The resultant terrorist groundswell has been met by a strange mix of left-brain hyper-rational response and right brained, blindingly emotional one. Terrorism is a security threat, and our societies design a solution to military and security specs.
While that's part of the answer, it doesn't seem to be a full one. Just like antibiotics aren’t a full answer to diseases - it takes a healthier body to turn the page for good.  
Design thinking attacks the same seemingly intractable problem by asking "what if"… and exploring the craziest ideas. So here's one: 
Might we use design thinking to cut what fuels terrorism, instead of just fighting its manifestations? 
Can we change the emotional equation, or in the words of the French journalist recently released by ISIS, can we change the narrative, the storytelling that propagates through the people at risk of being radicalized, and our own narrative? Can we design a world free of terrorism, by reimagining how our young adults in volatile environments feel about the society they live in? 
That's a crazy idea. With so much at stake, it may be worth that all of us, including me and you, take a piece of it - starting by sharing, debating, and ripping this post into pieces.
Until we find a way to bring youth back from the brink.

^^^^^^^^

(Tasks):
1) In the passage on design thinking and terrorism, how does design thinking attack a seemingly intractable problem?
2) Write out the part of the passage on design thinking and terrorism that starts at "Design thinking attacks" and ends at "they live in?".
The rows are unrelated to the passage.

Rows contained in a dataset

^^^^^^^^

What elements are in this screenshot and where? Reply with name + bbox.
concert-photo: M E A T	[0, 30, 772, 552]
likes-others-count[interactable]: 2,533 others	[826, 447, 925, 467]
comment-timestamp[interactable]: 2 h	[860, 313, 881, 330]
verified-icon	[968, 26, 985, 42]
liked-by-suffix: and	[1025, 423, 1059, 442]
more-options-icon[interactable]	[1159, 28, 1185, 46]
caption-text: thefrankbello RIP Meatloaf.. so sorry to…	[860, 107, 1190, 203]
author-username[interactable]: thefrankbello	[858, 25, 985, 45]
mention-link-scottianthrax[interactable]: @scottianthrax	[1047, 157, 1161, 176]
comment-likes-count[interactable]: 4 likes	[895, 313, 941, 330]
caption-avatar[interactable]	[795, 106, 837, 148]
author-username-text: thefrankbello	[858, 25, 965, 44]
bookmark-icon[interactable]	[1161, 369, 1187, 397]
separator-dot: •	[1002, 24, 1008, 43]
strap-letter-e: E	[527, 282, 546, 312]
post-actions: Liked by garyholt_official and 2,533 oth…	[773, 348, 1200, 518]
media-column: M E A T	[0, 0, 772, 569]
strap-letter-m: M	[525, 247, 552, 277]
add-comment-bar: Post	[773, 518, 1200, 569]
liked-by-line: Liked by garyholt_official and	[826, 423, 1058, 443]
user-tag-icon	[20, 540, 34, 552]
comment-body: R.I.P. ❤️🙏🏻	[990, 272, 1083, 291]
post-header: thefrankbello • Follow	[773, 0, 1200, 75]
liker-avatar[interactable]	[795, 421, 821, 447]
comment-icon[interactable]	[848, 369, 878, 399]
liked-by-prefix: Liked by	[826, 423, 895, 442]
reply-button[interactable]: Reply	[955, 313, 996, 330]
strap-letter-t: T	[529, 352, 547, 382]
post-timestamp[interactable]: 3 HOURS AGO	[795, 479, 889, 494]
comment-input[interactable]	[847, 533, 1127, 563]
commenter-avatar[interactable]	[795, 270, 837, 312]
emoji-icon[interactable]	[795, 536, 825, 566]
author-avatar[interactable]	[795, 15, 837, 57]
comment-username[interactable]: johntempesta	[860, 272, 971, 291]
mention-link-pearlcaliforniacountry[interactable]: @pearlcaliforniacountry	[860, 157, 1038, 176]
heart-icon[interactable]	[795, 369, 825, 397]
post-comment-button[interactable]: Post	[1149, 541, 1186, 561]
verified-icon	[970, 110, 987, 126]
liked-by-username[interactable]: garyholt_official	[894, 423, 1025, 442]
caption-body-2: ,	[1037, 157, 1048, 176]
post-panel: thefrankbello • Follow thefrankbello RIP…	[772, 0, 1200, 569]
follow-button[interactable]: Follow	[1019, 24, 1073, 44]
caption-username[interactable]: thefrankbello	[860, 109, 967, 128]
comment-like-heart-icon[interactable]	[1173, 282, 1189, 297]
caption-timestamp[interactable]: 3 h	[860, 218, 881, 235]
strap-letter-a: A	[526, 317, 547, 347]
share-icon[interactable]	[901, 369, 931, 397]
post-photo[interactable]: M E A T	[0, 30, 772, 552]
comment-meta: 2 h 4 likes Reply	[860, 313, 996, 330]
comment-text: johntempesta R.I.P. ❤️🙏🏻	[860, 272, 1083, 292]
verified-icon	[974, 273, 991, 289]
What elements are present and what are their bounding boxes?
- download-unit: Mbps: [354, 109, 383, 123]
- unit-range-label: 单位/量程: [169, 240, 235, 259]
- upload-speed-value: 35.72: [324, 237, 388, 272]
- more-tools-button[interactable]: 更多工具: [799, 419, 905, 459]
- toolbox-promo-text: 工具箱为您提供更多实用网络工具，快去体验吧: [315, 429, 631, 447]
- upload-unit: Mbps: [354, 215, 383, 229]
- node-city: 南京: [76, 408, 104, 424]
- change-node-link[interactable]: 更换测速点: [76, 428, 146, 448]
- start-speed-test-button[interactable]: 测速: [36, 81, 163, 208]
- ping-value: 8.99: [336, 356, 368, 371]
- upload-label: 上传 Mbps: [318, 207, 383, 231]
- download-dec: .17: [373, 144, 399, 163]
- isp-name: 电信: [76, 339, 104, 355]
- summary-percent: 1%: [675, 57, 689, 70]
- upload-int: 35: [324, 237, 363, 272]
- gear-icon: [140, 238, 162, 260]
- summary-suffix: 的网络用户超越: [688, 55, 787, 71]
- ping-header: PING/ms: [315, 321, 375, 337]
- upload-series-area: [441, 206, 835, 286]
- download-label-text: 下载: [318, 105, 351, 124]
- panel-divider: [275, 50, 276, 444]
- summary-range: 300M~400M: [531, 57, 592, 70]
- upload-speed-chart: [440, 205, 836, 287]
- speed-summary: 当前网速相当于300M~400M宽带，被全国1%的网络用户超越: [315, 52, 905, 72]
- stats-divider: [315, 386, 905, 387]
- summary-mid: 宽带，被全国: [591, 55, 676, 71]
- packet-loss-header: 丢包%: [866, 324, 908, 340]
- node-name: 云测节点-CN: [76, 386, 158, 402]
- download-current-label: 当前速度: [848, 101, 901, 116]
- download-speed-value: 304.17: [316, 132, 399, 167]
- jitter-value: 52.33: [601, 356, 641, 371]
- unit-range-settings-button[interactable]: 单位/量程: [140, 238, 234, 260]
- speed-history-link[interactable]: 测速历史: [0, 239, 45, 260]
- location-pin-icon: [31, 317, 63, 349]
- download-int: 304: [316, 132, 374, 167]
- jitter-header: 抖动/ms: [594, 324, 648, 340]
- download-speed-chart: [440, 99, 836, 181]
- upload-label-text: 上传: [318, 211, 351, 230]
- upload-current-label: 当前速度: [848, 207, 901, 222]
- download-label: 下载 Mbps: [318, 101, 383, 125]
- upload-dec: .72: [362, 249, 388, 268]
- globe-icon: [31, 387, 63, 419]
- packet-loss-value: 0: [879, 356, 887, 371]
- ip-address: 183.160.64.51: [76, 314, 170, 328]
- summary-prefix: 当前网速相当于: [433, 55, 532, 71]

^^^^^^^^

(Answers in order):
1) It asks "what if" and explores the craziest ideas.

2)
Design thinking attacks the same seemingly intractable problem by asking "what if"… and exploring the craziest ideas. So here's one: 
Might we use design thinking to cut what fuels terrorism, instead of just fighting its manifestations? 
Can we change the emotional equation, or in the words of the French journalist recently released by ISIS, can we change the narrative, the storytelling that propagates through the people at risk of being radicalized, and our own narrative? Can we design a world free of terrorism, by reimagining how our young adults in volatile environments feel about the society they live in?